## Written exercise:
Filter these entries so that only lines with the word "ExportPath" remain.

— BEGIN —

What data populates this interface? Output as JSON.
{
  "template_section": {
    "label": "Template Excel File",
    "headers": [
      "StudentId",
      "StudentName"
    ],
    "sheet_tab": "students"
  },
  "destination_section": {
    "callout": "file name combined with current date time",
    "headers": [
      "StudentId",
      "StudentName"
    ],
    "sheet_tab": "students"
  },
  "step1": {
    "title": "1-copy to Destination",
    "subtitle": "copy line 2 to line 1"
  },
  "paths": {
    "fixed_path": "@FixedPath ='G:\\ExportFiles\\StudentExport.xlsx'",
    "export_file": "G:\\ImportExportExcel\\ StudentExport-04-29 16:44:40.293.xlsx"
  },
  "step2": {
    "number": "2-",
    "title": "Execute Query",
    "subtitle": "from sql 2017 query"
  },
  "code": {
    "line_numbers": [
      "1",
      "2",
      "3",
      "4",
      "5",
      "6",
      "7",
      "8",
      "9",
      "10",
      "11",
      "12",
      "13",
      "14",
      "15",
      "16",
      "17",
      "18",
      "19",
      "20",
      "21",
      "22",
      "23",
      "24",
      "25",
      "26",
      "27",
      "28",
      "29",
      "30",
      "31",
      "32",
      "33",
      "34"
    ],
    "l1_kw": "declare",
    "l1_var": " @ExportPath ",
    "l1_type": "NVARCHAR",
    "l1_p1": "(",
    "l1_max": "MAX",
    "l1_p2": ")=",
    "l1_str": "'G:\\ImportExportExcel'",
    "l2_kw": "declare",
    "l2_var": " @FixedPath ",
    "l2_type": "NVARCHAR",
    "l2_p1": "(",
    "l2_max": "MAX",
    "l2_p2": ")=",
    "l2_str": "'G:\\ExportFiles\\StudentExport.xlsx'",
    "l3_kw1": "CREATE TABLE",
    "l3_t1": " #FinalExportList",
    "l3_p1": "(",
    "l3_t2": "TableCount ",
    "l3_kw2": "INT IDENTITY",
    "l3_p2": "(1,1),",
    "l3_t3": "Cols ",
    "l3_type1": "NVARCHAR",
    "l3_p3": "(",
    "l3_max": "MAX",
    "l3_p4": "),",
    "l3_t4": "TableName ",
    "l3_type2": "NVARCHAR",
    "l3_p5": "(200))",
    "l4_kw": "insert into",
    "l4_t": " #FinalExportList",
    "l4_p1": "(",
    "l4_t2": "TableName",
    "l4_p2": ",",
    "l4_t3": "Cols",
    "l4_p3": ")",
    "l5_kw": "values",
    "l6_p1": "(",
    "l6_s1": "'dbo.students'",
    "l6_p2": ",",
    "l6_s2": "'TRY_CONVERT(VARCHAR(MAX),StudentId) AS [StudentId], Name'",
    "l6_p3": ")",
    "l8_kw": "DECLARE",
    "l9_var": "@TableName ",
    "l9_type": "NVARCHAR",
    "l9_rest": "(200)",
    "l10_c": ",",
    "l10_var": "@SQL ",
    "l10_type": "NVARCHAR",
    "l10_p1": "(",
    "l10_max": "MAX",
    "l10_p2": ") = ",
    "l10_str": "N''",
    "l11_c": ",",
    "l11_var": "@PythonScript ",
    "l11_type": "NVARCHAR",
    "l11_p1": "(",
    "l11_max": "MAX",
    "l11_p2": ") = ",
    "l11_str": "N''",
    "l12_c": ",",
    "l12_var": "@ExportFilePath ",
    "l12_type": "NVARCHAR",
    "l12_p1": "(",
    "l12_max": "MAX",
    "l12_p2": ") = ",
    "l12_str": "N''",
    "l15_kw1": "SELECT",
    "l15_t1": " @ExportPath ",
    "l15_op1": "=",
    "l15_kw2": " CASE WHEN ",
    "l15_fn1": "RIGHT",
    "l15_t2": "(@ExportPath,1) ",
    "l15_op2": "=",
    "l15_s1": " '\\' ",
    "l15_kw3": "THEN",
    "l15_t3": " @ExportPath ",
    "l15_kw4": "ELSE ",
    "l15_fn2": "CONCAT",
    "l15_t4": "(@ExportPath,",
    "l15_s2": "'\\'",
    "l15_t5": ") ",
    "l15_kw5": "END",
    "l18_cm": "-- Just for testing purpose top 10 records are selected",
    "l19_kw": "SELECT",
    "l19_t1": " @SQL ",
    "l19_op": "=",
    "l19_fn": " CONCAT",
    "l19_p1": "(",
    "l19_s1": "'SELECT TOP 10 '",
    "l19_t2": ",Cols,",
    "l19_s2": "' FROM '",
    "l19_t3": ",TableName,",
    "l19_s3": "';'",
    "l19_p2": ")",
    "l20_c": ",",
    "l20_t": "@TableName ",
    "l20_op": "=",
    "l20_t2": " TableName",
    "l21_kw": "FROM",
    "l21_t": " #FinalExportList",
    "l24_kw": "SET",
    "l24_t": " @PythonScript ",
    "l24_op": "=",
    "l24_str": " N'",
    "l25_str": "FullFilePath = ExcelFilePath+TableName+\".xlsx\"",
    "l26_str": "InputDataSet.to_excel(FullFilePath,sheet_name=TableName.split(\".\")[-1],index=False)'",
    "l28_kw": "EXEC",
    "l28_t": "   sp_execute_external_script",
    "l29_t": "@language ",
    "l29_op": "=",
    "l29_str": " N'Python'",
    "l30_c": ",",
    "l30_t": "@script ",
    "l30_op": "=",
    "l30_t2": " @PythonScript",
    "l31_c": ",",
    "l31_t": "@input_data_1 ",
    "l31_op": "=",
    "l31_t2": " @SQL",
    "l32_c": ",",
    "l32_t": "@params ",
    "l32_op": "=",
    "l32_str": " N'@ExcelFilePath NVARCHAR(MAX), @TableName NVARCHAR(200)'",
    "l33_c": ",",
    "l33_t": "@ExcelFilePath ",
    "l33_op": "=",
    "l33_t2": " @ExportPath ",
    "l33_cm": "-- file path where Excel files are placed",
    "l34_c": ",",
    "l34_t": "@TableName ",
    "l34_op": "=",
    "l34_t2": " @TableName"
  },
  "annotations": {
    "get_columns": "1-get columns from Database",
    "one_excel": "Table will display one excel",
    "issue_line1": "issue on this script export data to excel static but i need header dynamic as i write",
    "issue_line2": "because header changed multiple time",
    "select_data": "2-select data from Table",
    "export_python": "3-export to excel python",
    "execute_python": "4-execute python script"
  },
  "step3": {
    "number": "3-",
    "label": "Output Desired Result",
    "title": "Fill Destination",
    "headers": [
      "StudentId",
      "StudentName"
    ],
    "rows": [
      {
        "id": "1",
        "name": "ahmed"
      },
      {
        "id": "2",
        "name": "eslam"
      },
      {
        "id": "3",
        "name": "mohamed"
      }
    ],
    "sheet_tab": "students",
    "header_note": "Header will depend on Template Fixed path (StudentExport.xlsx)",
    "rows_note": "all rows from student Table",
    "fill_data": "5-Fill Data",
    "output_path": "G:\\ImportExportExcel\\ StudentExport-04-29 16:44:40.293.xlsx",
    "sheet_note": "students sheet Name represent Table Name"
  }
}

— END —

## Solved exercise:
    "l1_var": " @ExportPath ",
    "l15_t1": " @ExportPath ",
    "l15_t2": "(@ExportPath,1) ",
    "l15_t3": " @ExportPath ",
    "l15_t4": "(@ExportPath,",
    "l33_t2": " @ExportPath ",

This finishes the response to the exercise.